--- begin DATASET RECORDS ---
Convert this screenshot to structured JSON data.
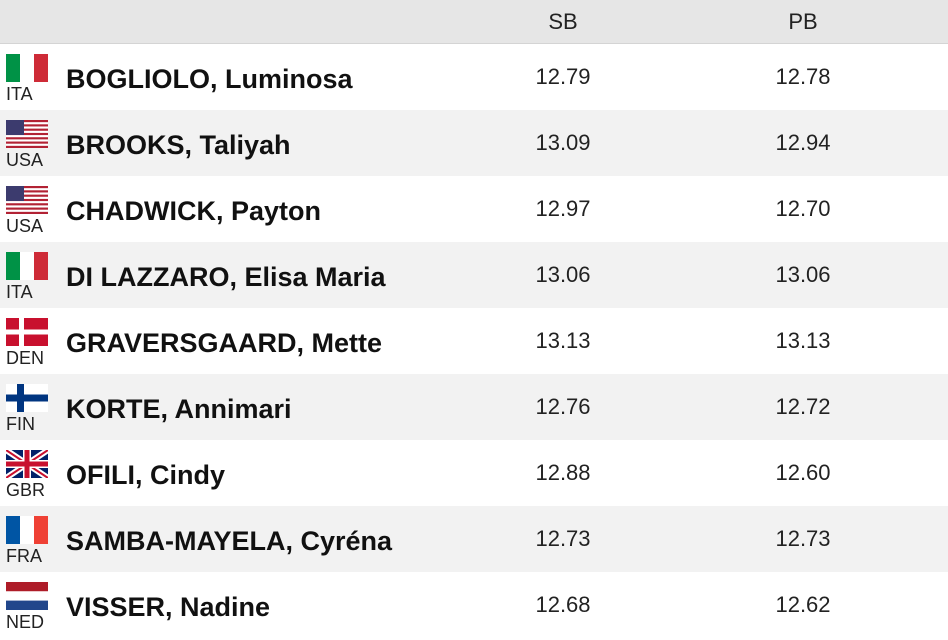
{
  "table": {
    "columns": [
      "SB",
      "PB"
    ],
    "rows": [
      {
        "country": "ITA",
        "name": "BOGLIOLO, Luminosa",
        "sb": "12.79",
        "pb": "12.78"
      },
      {
        "country": "USA",
        "name": "BROOKS, Taliyah",
        "sb": "13.09",
        "pb": "12.94"
      },
      {
        "country": "USA",
        "name": "CHADWICK, Payton",
        "sb": "12.97",
        "pb": "12.70"
      },
      {
        "country": "ITA",
        "name": "DI LAZZARO, Elisa Maria",
        "sb": "13.06",
        "pb": "13.06"
      },
      {
        "country": "DEN",
        "name": "GRAVERSGAARD, Mette",
        "sb": "13.13",
        "pb": "13.13"
      },
      {
        "country": "FIN",
        "name": "KORTE, Annimari",
        "sb": "12.76",
        "pb": "12.72"
      },
      {
        "country": "GBR",
        "name": "OFILI, Cindy",
        "sb": "12.88",
        "pb": "12.60"
      },
      {
        "country": "FRA",
        "name": "SAMBA-MAYELA, Cyréna",
        "sb": "12.73",
        "pb": "12.73"
      },
      {
        "country": "NED",
        "name": "VISSER, Nadine",
        "sb": "12.68",
        "pb": "12.62"
      }
    ]
  }
}
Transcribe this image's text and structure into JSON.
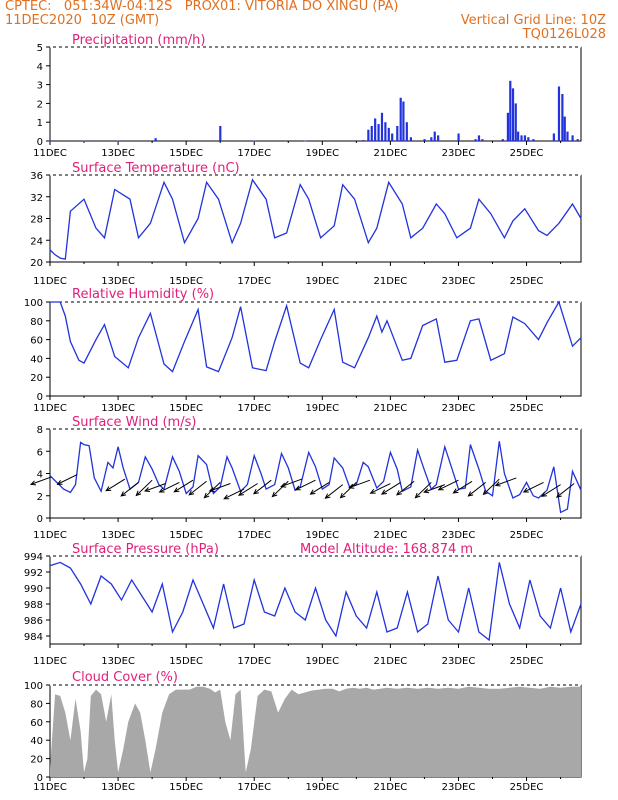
{
  "header": {
    "line1_left": "CPTEC:   051:34W-04:12S   PROX01: VITORIA DO XINGU (PA)",
    "line2_left": "11DEC2020  10Z (GMT)",
    "line2_right": "Vertical Grid Line: 10Z",
    "line3_right": "TQ0126L028"
  },
  "colors": {
    "header": "#e07020",
    "title": "#e0207a",
    "line": "#2233dd",
    "bar": "#2233dd",
    "cloud": "#a8a8a8",
    "axis": "#000000"
  },
  "x_axis": {
    "ticks": [
      "11DEC",
      "13DEC",
      "15DEC",
      "17DEC",
      "19DEC",
      "21DEC",
      "23DEC",
      "25DEC"
    ]
  },
  "chart_data": [
    {
      "type": "bar",
      "title": "Precipitation (mm/h)",
      "ylim": [
        0,
        5
      ],
      "yticks": [
        "0",
        "1",
        "2",
        "3",
        "4",
        "5"
      ],
      "x_unit": "days since 11DEC 00Z",
      "values": [
        [
          0.0,
          0.02
        ],
        [
          1.0,
          0.02
        ],
        [
          2.0,
          0.02
        ],
        [
          3.1,
          0.15
        ],
        [
          5.0,
          0.8
        ],
        [
          6.0,
          0.02
        ],
        [
          7.5,
          0.02
        ],
        [
          9.2,
          0.05
        ],
        [
          9.35,
          0.6
        ],
        [
          9.45,
          0.8
        ],
        [
          9.55,
          1.2
        ],
        [
          9.65,
          0.9
        ],
        [
          9.75,
          1.5
        ],
        [
          9.85,
          1.0
        ],
        [
          9.95,
          0.7
        ],
        [
          10.05,
          0.4
        ],
        [
          10.2,
          0.8
        ],
        [
          10.3,
          2.3
        ],
        [
          10.38,
          2.1
        ],
        [
          10.48,
          1.0
        ],
        [
          10.6,
          0.2
        ],
        [
          11.0,
          0.1
        ],
        [
          11.2,
          0.2
        ],
        [
          11.3,
          0.5
        ],
        [
          11.4,
          0.3
        ],
        [
          12.0,
          0.4
        ],
        [
          12.5,
          0.1
        ],
        [
          12.6,
          0.3
        ],
        [
          12.7,
          0.1
        ],
        [
          13.3,
          0.1
        ],
        [
          13.45,
          1.5
        ],
        [
          13.52,
          3.2
        ],
        [
          13.6,
          2.8
        ],
        [
          13.68,
          2.0
        ],
        [
          13.75,
          0.5
        ],
        [
          13.85,
          0.3
        ],
        [
          13.95,
          0.3
        ],
        [
          14.05,
          0.2
        ],
        [
          14.2,
          0.1
        ],
        [
          14.8,
          0.4
        ],
        [
          14.95,
          2.9
        ],
        [
          15.05,
          2.5
        ],
        [
          15.12,
          1.3
        ],
        [
          15.2,
          0.5
        ],
        [
          15.35,
          0.3
        ],
        [
          15.5,
          0.1
        ]
      ]
    },
    {
      "type": "line",
      "title": "Surface Temperature (nC)",
      "ylim": [
        18,
        36
      ],
      "yticks": [
        "20",
        "24",
        "28",
        "32",
        "36"
      ],
      "x_unit": "days since 11DEC 00Z",
      "x": [
        0,
        0.15,
        0.3,
        0.45,
        0.6,
        1.0,
        1.35,
        1.6,
        1.9,
        2.35,
        2.6,
        2.95,
        3.35,
        3.6,
        3.95,
        4.35,
        4.6,
        4.95,
        5.35,
        5.6,
        5.95,
        6.35,
        6.6,
        6.95,
        7.35,
        7.6,
        7.95,
        8.35,
        8.6,
        8.95,
        9.35,
        9.6,
        9.95,
        10.35,
        10.6,
        10.95,
        11.35,
        11.6,
        11.95,
        12.35,
        12.6,
        12.95,
        13.35,
        13.6,
        13.95,
        14.35,
        14.6,
        14.95,
        15.35,
        15.6
      ],
      "y": [
        20.5,
        19.5,
        18.8,
        18.6,
        28.5,
        31.0,
        25.0,
        23.0,
        33.0,
        31.0,
        23.0,
        26.0,
        34.5,
        31.0,
        22.0,
        27.0,
        34.5,
        31.0,
        22.0,
        26.0,
        35.0,
        31.0,
        23.0,
        24.0,
        34.0,
        31.0,
        23.0,
        25.5,
        34.0,
        31.0,
        22.0,
        25.0,
        34.5,
        30.0,
        23.0,
        25.0,
        30.0,
        28.0,
        23.0,
        25.0,
        31.0,
        28.0,
        23.0,
        26.5,
        29.0,
        24.5,
        23.5,
        26.0,
        30.0,
        27.0
      ]
    },
    {
      "type": "line",
      "title": "Relative Humidity (%)",
      "ylim": [
        0,
        100
      ],
      "yticks": [
        "0",
        "20",
        "40",
        "60",
        "80",
        "100"
      ],
      "x_unit": "days since 11DEC 00Z",
      "x": [
        0,
        0.3,
        0.45,
        0.6,
        0.85,
        1.0,
        1.35,
        1.6,
        1.9,
        2.3,
        2.6,
        2.95,
        3.35,
        3.6,
        3.95,
        4.35,
        4.6,
        4.95,
        5.35,
        5.6,
        5.95,
        6.35,
        6.6,
        6.95,
        7.35,
        7.6,
        7.95,
        8.35,
        8.6,
        8.95,
        9.35,
        9.6,
        9.75,
        9.9,
        10.35,
        10.6,
        10.95,
        11.35,
        11.6,
        11.95,
        12.35,
        12.6,
        12.95,
        13.35,
        13.6,
        13.95,
        14.35,
        14.6,
        14.95,
        15.35,
        15.6
      ],
      "y": [
        100,
        100,
        85,
        58,
        38,
        35,
        60,
        76,
        42,
        30,
        62,
        88,
        34,
        26,
        58,
        92,
        31,
        26,
        62,
        95,
        30,
        27,
        58,
        96,
        35,
        30,
        60,
        92,
        36,
        30,
        62,
        85,
        68,
        80,
        38,
        40,
        75,
        82,
        36,
        38,
        80,
        82,
        38,
        45,
        84,
        77,
        60,
        78,
        100,
        53,
        62
      ]
    },
    {
      "type": "line",
      "title": "Surface Wind (m/s)",
      "ylim": [
        0,
        8
      ],
      "yticks": [
        "0",
        "2",
        "4",
        "6",
        "8"
      ],
      "x_unit": "days since 11DEC 00Z",
      "x": [
        0,
        0.2,
        0.4,
        0.6,
        0.75,
        0.9,
        1.0,
        1.15,
        1.3,
        1.5,
        1.7,
        1.85,
        2.0,
        2.15,
        2.35,
        2.6,
        2.8,
        3.0,
        3.2,
        3.35,
        3.6,
        3.8,
        4.0,
        4.2,
        4.35,
        4.6,
        4.8,
        5.0,
        5.2,
        5.35,
        5.6,
        5.8,
        6.0,
        6.2,
        6.35,
        6.6,
        6.8,
        7.0,
        7.2,
        7.35,
        7.6,
        7.8,
        8.0,
        8.2,
        8.35,
        8.6,
        8.8,
        9.0,
        9.2,
        9.35,
        9.6,
        9.8,
        10.0,
        10.2,
        10.35,
        10.6,
        10.8,
        11.0,
        11.2,
        11.35,
        11.6,
        11.8,
        12.0,
        12.2,
        12.35,
        12.6,
        12.8,
        13.0,
        13.2,
        13.35,
        13.6,
        13.8,
        14.0,
        14.2,
        14.35,
        14.6,
        14.8,
        15.0,
        15.2,
        15.35,
        15.6
      ],
      "y": [
        3.8,
        3.2,
        2.6,
        2.3,
        3.0,
        6.8,
        6.6,
        6.5,
        3.6,
        2.4,
        5.0,
        4.5,
        6.4,
        4.5,
        2.6,
        3.2,
        5.5,
        4.4,
        3.0,
        2.6,
        5.5,
        4.2,
        2.2,
        2.8,
        5.6,
        4.8,
        2.2,
        2.8,
        5.5,
        4.5,
        2.4,
        3.0,
        5.6,
        4.0,
        2.6,
        3.0,
        5.8,
        4.5,
        2.5,
        2.8,
        5.9,
        4.6,
        2.6,
        3.0,
        5.4,
        4.5,
        2.8,
        3.0,
        5.0,
        4.6,
        2.7,
        3.3,
        5.9,
        4.4,
        2.4,
        2.8,
        6.1,
        4.3,
        2.6,
        3.0,
        6.4,
        4.5,
        2.6,
        2.7,
        6.6,
        4.4,
        2.4,
        2.0,
        6.9,
        4.0,
        1.8,
        2.1,
        3.2,
        2.0,
        1.8,
        2.5,
        4.6,
        0.5,
        0.8,
        4.2,
        2.5
      ],
      "wind_barbs_x": [
        0.05,
        0.8,
        2.2,
        2.6,
        3.0,
        3.4,
        3.8,
        4.2,
        4.6,
        5.0,
        5.3,
        5.7,
        6.1,
        6.5,
        7.0,
        7.4,
        7.8,
        8.2,
        8.6,
        9.0,
        9.4,
        10.0,
        10.3,
        10.7,
        11.2,
        11.6,
        12.0,
        12.4,
        12.8,
        13.2,
        13.7,
        14.5,
        15.0,
        15.4
      ],
      "wind_barbs_y": [
        3.7,
        3.9,
        3.5,
        3.2,
        3.4,
        3.1,
        3.2,
        3.4,
        3.3,
        3.2,
        3.1,
        2.6,
        3.1,
        3.4,
        3.3,
        3.5,
        3.4,
        3.2,
        3.0,
        3.2,
        3.4,
        3.1,
        3.2,
        3.3,
        3.2,
        3.0,
        3.4,
        3.3,
        3.2,
        3.5,
        3.6,
        3.2,
        3.0,
        3.1
      ]
    },
    {
      "type": "line",
      "title": "Surface Pressure (hPa)",
      "subtitle": "Model Altitude: 168.874  m",
      "ylim": [
        983,
        994
      ],
      "yticks": [
        "984",
        "986",
        "988",
        "990",
        "992",
        "994"
      ],
      "x_unit": "days since 11DEC 00Z",
      "x": [
        0,
        0.3,
        0.6,
        0.9,
        1.2,
        1.5,
        1.8,
        2.1,
        2.4,
        2.7,
        3.0,
        3.3,
        3.6,
        3.9,
        4.2,
        4.5,
        4.8,
        5.1,
        5.4,
        5.7,
        6.0,
        6.3,
        6.6,
        6.9,
        7.2,
        7.5,
        7.8,
        8.1,
        8.4,
        8.7,
        9.0,
        9.3,
        9.6,
        9.9,
        10.2,
        10.5,
        10.8,
        11.1,
        11.4,
        11.7,
        12.0,
        12.3,
        12.6,
        12.9,
        13.2,
        13.5,
        13.8,
        14.1,
        14.4,
        14.7,
        15.0,
        15.3,
        15.6
      ],
      "y": [
        992.8,
        993.2,
        992.5,
        990.5,
        988.0,
        991.5,
        990.5,
        988.5,
        991.0,
        989.0,
        987.0,
        990.5,
        984.5,
        987.0,
        991.0,
        988.0,
        985.0,
        990.5,
        985.0,
        985.5,
        991.0,
        987.0,
        986.5,
        990.0,
        987.0,
        986.0,
        990.0,
        986.0,
        984.0,
        989.5,
        986.5,
        985.0,
        989.5,
        984.5,
        985.0,
        989.5,
        984.5,
        985.5,
        991.5,
        986.0,
        984.5,
        990.0,
        984.5,
        983.5,
        993.2,
        988.0,
        985.0,
        991.0,
        986.5,
        985.0,
        990.0,
        984.5,
        988.0
      ]
    },
    {
      "type": "area",
      "title": "Cloud Cover (%)",
      "ylim": [
        0,
        100
      ],
      "yticks": [
        "0",
        "20",
        "40",
        "60",
        "80",
        "100"
      ],
      "x_unit": "days since 11DEC 00Z",
      "x": [
        0,
        0.15,
        0.3,
        0.45,
        0.6,
        0.75,
        0.9,
        1.0,
        1.1,
        1.2,
        1.35,
        1.5,
        1.65,
        1.8,
        1.9,
        2.0,
        2.15,
        2.3,
        2.5,
        2.65,
        2.8,
        2.95,
        3.1,
        3.3,
        3.5,
        3.7,
        3.9,
        4.1,
        4.3,
        4.5,
        4.7,
        4.85,
        5.0,
        5.15,
        5.3,
        5.45,
        5.6,
        5.75,
        5.9,
        6.1,
        6.3,
        6.5,
        6.7,
        6.9,
        7.1,
        7.3,
        7.5,
        7.7,
        7.9,
        8.1,
        8.3,
        8.5,
        8.7,
        8.9,
        9.1,
        9.3,
        9.5,
        9.7,
        9.9,
        10.2,
        10.5,
        10.8,
        11.1,
        11.4,
        11.7,
        12.0,
        12.3,
        12.6,
        12.9,
        13.2,
        13.5,
        13.8,
        14.1,
        14.4,
        14.7,
        15.0,
        15.3,
        15.6
      ],
      "y": [
        10,
        90,
        88,
        70,
        40,
        85,
        50,
        5,
        20,
        88,
        95,
        90,
        60,
        90,
        40,
        5,
        30,
        60,
        80,
        70,
        40,
        5,
        30,
        70,
        90,
        95,
        95,
        95,
        98,
        98,
        96,
        92,
        95,
        60,
        40,
        90,
        95,
        5,
        30,
        88,
        95,
        93,
        70,
        85,
        95,
        90,
        92,
        94,
        95,
        96,
        96,
        93,
        96,
        97,
        96,
        97,
        95,
        96,
        97,
        96,
        97,
        96,
        97,
        96,
        97,
        96,
        98,
        97,
        96,
        96,
        97,
        98,
        97,
        96,
        98,
        97,
        98,
        98
      ]
    }
  ]
}
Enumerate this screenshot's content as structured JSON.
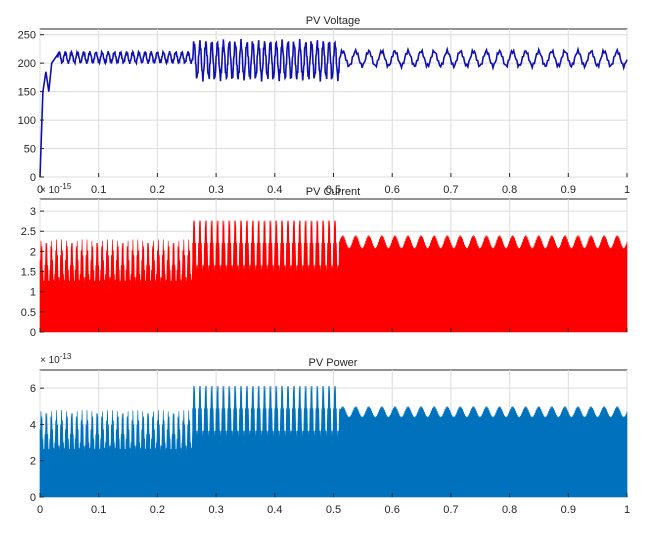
--- end DATASET RECORDS ---
**REQUEST**
Copy each line of the listing in which the word "screenshot" can be found.

**ANSWER**
Convert this screenshot to structured JSON data.
Enumerate this screenshot's content as structured JSON.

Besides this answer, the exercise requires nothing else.